■ TASK TO CARRY OUT:
Scan the data below. Pull out each line where "video" occurs.

■ DATASET EXTRACT:
★ ★ ★ ★
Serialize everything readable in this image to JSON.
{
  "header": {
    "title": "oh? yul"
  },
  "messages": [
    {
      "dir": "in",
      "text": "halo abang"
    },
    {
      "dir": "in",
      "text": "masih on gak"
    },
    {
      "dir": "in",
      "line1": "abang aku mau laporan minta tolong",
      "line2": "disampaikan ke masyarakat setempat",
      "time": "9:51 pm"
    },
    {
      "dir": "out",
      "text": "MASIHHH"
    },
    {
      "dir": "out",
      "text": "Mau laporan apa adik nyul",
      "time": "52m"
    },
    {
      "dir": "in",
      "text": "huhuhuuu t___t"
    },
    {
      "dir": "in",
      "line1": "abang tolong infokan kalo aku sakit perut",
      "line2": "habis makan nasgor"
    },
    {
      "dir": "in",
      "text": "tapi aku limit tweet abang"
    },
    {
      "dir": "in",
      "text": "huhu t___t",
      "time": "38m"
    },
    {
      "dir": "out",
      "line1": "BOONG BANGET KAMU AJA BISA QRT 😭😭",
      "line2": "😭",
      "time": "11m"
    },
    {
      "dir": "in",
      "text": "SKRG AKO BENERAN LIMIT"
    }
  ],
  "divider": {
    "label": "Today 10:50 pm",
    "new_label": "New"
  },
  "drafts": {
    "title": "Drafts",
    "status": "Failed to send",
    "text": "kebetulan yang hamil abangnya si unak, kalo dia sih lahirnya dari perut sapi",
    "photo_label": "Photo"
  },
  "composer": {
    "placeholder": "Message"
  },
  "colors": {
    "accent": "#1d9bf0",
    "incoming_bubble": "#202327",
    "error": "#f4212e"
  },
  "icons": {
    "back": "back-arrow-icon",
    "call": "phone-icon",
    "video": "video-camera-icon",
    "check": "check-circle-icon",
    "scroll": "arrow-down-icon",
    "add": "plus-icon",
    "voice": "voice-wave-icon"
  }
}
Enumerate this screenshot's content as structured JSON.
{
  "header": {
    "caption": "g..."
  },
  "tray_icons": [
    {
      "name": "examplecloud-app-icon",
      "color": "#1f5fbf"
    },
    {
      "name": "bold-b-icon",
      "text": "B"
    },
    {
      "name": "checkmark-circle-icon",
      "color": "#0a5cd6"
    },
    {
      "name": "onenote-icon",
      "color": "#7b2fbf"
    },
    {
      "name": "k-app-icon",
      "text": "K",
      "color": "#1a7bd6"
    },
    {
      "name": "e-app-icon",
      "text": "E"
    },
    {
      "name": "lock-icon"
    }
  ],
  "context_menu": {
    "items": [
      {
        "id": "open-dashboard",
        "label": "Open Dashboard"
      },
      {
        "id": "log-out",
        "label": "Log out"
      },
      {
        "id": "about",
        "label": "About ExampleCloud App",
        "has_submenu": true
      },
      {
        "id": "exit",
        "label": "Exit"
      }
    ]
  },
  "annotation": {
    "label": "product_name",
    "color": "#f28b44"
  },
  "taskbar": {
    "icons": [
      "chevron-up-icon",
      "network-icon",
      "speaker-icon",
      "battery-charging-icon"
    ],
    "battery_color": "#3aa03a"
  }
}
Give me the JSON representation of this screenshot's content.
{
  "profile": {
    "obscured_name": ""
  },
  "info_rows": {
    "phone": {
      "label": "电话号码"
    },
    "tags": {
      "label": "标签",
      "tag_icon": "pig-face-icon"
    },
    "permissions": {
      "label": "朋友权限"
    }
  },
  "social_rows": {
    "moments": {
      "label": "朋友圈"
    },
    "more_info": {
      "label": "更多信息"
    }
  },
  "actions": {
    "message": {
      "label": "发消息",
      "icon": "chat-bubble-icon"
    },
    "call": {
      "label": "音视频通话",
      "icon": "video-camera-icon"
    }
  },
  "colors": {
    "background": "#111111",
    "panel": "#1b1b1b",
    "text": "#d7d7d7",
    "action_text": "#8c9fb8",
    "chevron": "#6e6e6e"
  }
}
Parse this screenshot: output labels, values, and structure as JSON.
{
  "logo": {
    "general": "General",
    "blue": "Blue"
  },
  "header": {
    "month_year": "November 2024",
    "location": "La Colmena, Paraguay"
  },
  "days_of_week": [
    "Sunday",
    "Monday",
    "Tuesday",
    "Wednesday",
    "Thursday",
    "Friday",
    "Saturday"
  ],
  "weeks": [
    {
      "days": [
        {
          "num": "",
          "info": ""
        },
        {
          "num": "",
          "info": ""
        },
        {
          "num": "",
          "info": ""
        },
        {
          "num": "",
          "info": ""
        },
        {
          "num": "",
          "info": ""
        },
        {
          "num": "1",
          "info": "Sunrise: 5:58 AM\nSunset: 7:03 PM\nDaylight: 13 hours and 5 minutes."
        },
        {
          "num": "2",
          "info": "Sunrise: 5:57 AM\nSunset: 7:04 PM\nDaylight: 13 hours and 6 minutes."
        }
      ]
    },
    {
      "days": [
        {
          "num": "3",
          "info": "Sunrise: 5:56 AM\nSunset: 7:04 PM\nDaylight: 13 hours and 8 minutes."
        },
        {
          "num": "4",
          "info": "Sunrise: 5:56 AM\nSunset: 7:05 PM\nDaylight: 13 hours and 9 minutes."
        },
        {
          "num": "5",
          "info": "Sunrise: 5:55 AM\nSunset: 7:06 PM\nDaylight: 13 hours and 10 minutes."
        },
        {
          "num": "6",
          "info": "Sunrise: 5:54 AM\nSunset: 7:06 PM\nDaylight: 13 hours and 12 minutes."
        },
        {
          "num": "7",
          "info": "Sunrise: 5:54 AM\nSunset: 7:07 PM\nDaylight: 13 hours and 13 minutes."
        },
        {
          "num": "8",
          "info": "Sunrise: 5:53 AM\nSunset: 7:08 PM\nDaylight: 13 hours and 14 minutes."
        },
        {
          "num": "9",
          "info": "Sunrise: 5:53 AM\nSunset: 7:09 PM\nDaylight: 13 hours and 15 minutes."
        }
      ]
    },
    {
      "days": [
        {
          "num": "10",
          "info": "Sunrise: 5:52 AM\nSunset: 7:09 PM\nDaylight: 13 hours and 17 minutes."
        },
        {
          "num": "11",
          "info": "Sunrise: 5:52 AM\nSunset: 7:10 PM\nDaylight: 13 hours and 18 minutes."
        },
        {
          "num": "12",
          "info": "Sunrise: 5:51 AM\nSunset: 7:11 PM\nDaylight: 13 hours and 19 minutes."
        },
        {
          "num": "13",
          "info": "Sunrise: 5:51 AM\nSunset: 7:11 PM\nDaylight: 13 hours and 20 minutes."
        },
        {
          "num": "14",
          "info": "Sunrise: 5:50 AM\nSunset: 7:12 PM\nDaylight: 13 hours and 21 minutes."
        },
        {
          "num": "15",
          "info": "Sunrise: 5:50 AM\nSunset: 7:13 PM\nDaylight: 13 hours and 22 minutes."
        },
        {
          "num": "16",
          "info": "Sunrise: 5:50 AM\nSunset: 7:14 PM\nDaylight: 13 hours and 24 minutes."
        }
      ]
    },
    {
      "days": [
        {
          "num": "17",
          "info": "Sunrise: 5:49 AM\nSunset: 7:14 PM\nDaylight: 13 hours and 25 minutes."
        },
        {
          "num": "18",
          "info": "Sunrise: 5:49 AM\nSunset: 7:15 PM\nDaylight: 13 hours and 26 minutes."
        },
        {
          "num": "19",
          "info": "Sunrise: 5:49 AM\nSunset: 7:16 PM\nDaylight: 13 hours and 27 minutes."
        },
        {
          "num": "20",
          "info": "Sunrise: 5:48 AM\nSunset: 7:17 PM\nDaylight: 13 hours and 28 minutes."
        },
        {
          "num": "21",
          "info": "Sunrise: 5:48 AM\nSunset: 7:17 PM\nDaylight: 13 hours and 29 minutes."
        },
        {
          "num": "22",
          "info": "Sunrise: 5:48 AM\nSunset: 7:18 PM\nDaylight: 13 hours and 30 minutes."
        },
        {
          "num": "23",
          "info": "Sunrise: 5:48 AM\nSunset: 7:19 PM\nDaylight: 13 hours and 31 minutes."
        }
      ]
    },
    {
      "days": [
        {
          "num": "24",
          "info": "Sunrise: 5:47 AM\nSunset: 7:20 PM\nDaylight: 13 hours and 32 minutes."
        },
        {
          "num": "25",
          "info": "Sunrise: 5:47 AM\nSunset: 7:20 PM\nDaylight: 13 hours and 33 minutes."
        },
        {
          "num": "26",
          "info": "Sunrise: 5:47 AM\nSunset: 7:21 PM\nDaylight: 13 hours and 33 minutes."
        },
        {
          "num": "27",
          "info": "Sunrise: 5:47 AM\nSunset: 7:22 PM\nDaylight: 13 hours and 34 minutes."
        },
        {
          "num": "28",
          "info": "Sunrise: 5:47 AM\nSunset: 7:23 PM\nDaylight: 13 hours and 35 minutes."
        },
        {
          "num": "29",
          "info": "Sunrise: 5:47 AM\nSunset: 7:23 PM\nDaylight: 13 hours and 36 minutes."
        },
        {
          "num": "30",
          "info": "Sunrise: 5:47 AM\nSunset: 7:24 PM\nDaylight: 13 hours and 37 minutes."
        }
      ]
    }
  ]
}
★ ★ ★ ★
■ ANSWER TO THIS TASK:
    "video": "video-camera-icon",
      "icon": "video-camera-icon"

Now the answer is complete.